> **Kaynak metin**:
◆ ◆ ◆

İtiraf etmeliyim ki kulaklığı takıp müziğimi açarak birazdan bahsedeceğim sergiye doğru giderken sanatın hayatımızda kapladığı alanın neden bu kadar dar olduğunu düşünüyordum.
Her yeni güne yeni bir gündemle uyandığımız bu coğrafyada sanat bu sıkıştığı alandan ne kadar sorumluydu? Ve nasıl kurtulabilirdi?
Müziği tabii ki bu sınırlandırılmış alana sokamayız. Neyse ki o, yapısı gereği yaşamımızın her alanına nüfuz ediyor. Ben daha çok görsel sanatların bugün geldiği içler acısı durumdan bahsediyorum.

◆ ◆ ◆

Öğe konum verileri

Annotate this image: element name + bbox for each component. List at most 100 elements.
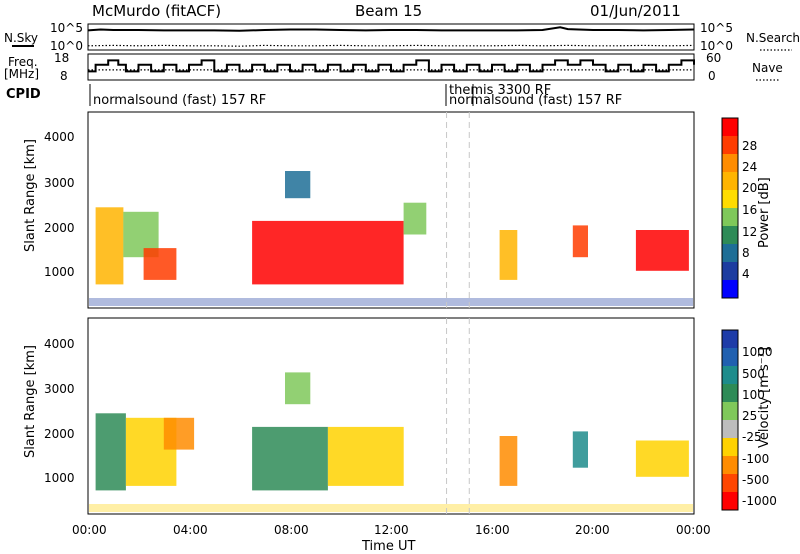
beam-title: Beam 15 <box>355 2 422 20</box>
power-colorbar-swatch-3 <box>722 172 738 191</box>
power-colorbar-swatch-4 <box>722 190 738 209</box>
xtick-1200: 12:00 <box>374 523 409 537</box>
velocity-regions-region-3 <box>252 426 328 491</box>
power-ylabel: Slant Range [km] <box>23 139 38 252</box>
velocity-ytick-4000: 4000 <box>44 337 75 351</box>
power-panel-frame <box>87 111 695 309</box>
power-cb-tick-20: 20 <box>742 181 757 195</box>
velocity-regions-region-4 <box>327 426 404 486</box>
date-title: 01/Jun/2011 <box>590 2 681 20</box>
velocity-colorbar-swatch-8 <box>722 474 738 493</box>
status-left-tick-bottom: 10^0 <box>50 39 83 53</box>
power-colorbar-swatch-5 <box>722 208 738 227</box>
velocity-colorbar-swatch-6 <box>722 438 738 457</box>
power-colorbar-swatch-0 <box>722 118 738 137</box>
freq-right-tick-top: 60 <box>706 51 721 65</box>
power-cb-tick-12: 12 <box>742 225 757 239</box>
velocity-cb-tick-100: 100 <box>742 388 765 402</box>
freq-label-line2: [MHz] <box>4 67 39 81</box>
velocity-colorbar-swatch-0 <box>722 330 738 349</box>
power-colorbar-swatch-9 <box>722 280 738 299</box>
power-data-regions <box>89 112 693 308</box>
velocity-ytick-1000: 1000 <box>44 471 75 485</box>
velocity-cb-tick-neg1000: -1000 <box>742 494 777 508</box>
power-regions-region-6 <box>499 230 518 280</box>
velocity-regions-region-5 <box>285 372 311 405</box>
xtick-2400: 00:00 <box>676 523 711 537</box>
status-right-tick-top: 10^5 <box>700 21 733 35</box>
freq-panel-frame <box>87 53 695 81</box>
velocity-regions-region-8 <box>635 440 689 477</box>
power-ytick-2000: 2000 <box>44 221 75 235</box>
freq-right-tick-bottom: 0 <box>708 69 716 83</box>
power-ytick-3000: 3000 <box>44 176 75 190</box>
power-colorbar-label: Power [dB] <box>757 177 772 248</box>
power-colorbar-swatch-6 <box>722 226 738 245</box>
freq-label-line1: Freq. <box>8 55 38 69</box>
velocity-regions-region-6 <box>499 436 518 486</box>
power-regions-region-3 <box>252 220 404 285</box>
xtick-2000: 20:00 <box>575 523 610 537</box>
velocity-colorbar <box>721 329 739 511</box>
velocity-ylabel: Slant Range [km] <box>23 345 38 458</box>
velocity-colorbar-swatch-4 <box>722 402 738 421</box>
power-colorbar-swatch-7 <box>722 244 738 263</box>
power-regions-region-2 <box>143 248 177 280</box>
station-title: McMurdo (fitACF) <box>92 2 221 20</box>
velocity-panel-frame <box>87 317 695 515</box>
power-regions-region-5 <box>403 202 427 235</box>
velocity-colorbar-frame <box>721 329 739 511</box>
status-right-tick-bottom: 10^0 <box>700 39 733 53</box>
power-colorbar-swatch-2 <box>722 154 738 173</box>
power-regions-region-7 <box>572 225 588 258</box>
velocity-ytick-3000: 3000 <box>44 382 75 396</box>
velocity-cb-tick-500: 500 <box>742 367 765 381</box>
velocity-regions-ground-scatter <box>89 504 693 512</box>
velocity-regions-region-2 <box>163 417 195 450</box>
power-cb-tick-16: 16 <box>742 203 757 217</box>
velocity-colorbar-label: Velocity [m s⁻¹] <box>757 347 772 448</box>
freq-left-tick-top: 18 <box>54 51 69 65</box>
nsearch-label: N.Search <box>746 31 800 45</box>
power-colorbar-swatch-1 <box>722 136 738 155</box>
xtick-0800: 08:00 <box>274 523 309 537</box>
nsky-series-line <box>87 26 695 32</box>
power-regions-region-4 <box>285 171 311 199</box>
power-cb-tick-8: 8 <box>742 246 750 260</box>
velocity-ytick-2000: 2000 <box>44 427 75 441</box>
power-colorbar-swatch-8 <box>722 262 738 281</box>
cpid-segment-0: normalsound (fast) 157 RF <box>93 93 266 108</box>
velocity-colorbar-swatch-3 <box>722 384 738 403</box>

◆ ◆ ◆

> **Görevler**:
a. Kaynak metinde "Her yeni güne" ifadesinden "acısı durumdan bahsediyorum." ifadesine kadar (bu ifade de dahil) olan bölümü, "görsel sanatların" ifadesinin adını "plastik sanatların" olarak değiştirerek yeniden yazın.
b. Kaynak metne göre aşağıdaki soruları yanıtlayın:
(i) Sergiye giderken kulaklıkla ne yapılıyordu?
(ii) Müziğin sınırlandırılmış alana sokulamamasının nedeni nedir?
(iii) Bugün içler acısı durumda olduğu söylenen sanatlar hangileridir?
c. Sanatın hayatımızdaki yerini konu alan kaynak metni kaldığı yerden devam ettirin.

> **Görevlere göre sonuçlar**:
a.
Her yeni güne yeni bir gündemle uyandığımız bu coğrafyada sanat bu sıkıştığı alandan ne kadar sorumluydu? Ve nasıl kurtulabilirdi?
Müziği tabii ki bu sınırlandırılmış alana sokamayız. Neyse ki o, yapısı gereği yaşamımızın her alanına nüfuz ediyor. Ben daha çok plastik sanatların bugün geldiği içler acısı durumdan bahsediyorum.

b.
(i) Kulaklık takılıp müzik açılmıştı.
(ii) Müzik, yapısı gereği yaşamımızın her alanına nüfuz eder.
(iii) Bunlar görsel sanatlardır.

c.
Macaristan Ulusal Bankası Koleksiyonu’ndan geçici süreyle Pera Müzesi’ne taşınan algoritma sanatının öncüleri Dóra Maurer, Vera Molnár ve Dóra Maurer’nin “Hesaplar ve Tesadüfler” adlı sergisine bu düşüncelerle girdim. Dijital sanatın ilk alfabesi sayılabilecek bu çalışmaları birkaç gün önce daha çok merak ediyordum. Daha Suriye’de Baas rejimi çökmemiş, Esad devrilmemişti. Hesaplar bizde de tutmamıştı.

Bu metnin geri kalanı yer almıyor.